Check every line of the entries for "increases", and copy the lines that hold it.

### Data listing
════

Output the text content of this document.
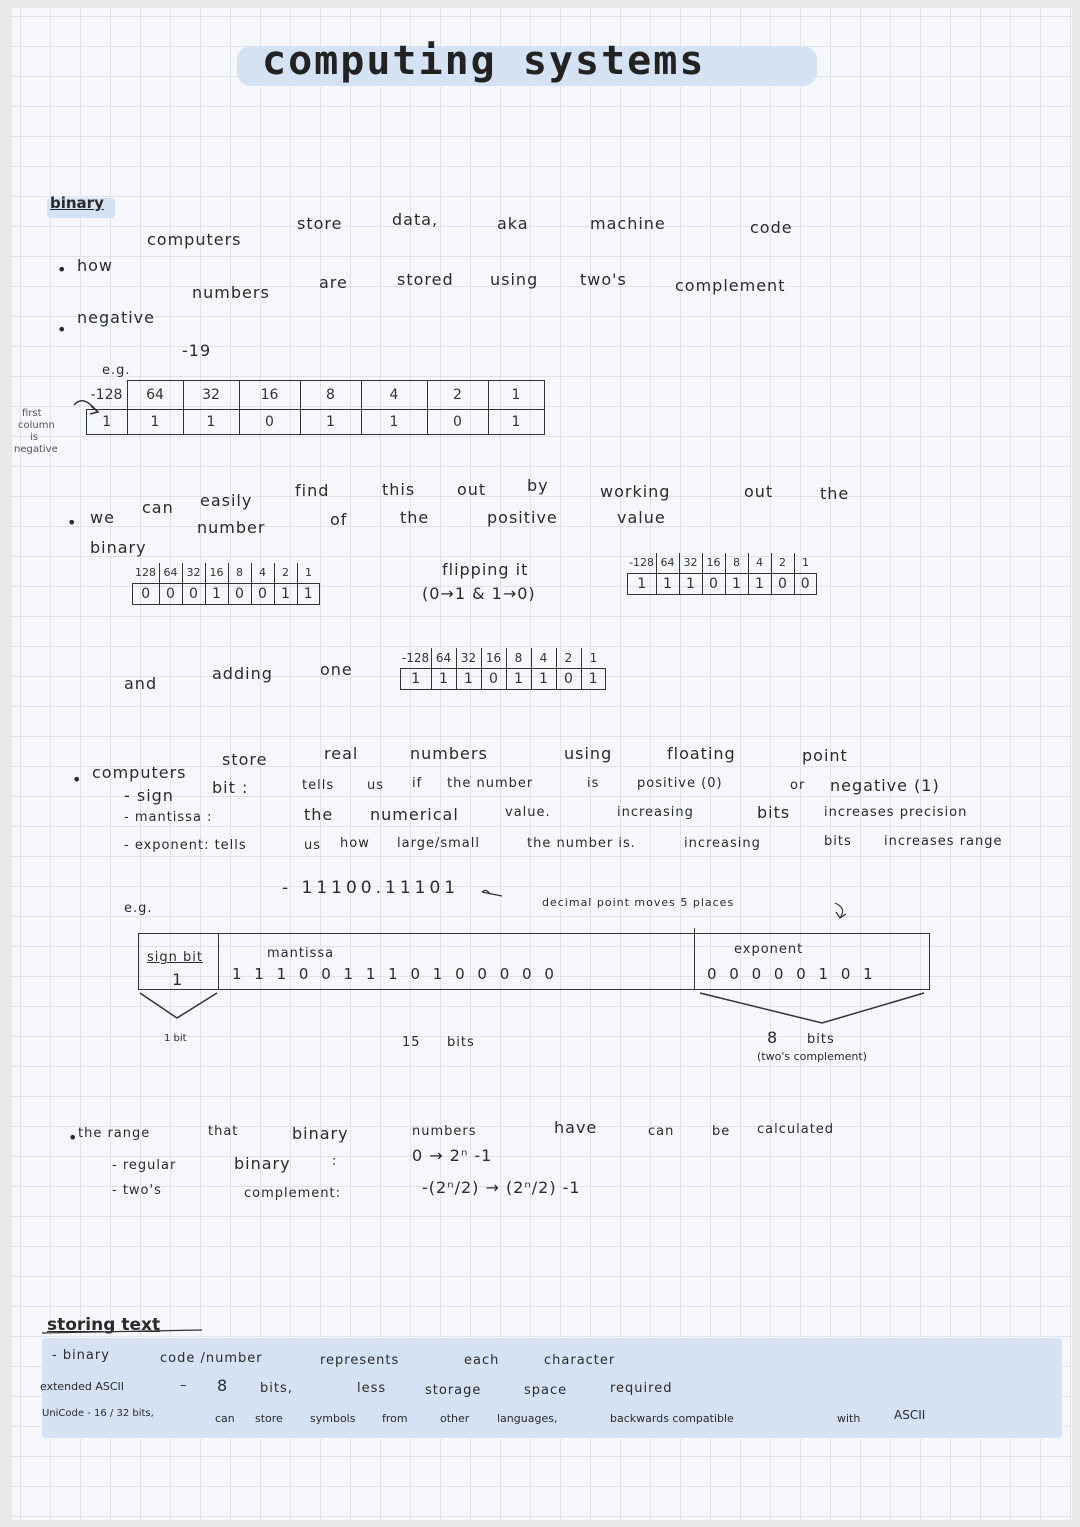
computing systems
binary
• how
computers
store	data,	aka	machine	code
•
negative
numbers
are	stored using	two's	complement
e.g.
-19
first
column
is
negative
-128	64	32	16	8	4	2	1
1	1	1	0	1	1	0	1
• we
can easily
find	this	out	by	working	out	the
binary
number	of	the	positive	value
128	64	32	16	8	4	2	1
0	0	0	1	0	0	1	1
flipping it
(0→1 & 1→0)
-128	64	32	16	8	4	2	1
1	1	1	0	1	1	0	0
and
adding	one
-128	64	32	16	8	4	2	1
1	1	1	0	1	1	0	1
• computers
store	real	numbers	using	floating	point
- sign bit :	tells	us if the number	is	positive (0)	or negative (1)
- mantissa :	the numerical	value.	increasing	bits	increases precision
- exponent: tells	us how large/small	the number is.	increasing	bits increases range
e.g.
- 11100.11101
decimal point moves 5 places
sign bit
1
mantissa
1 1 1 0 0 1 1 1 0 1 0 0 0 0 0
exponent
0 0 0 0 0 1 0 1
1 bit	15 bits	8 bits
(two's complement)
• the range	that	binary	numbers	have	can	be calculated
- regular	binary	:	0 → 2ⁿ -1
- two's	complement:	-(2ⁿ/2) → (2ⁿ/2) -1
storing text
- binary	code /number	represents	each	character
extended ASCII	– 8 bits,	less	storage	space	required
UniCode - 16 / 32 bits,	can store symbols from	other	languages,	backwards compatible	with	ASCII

════

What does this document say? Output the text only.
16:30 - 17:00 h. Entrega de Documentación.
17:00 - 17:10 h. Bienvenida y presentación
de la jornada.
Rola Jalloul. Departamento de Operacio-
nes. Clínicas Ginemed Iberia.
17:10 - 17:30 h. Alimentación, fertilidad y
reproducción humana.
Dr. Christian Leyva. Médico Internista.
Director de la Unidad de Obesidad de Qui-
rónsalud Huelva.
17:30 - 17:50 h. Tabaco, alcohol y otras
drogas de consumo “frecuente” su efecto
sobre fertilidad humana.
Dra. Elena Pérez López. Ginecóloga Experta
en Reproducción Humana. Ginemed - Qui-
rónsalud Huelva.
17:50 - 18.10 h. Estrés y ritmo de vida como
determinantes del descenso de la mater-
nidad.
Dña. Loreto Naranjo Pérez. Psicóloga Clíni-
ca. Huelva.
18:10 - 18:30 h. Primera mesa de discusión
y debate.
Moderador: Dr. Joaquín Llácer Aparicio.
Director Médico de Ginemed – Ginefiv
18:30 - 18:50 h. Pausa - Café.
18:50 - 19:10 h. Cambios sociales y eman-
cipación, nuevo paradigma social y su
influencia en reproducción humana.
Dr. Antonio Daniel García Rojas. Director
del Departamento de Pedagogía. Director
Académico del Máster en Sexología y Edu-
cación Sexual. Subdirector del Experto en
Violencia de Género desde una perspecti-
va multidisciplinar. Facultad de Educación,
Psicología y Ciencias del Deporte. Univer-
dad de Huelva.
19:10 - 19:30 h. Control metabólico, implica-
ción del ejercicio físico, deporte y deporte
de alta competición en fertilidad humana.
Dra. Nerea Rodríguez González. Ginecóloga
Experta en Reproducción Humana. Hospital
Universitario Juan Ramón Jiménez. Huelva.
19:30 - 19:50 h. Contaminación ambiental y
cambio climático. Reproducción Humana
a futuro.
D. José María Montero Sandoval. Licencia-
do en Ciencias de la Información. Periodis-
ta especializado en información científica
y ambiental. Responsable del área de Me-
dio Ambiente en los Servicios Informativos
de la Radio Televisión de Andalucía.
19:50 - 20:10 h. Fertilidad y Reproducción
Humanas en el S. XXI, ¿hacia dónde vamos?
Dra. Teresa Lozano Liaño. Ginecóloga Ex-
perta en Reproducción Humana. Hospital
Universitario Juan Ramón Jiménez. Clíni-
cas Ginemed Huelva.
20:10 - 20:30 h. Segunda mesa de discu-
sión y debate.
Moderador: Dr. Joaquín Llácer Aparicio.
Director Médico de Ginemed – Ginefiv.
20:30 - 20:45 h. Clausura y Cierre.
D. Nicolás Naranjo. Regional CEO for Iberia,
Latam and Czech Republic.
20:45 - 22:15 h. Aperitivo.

════

### Written solution
- mantissa :	the numerical	value.	increasing	bits	increases precision
- exponent: tells	us how large/small	the number is.	increasing	bits increases range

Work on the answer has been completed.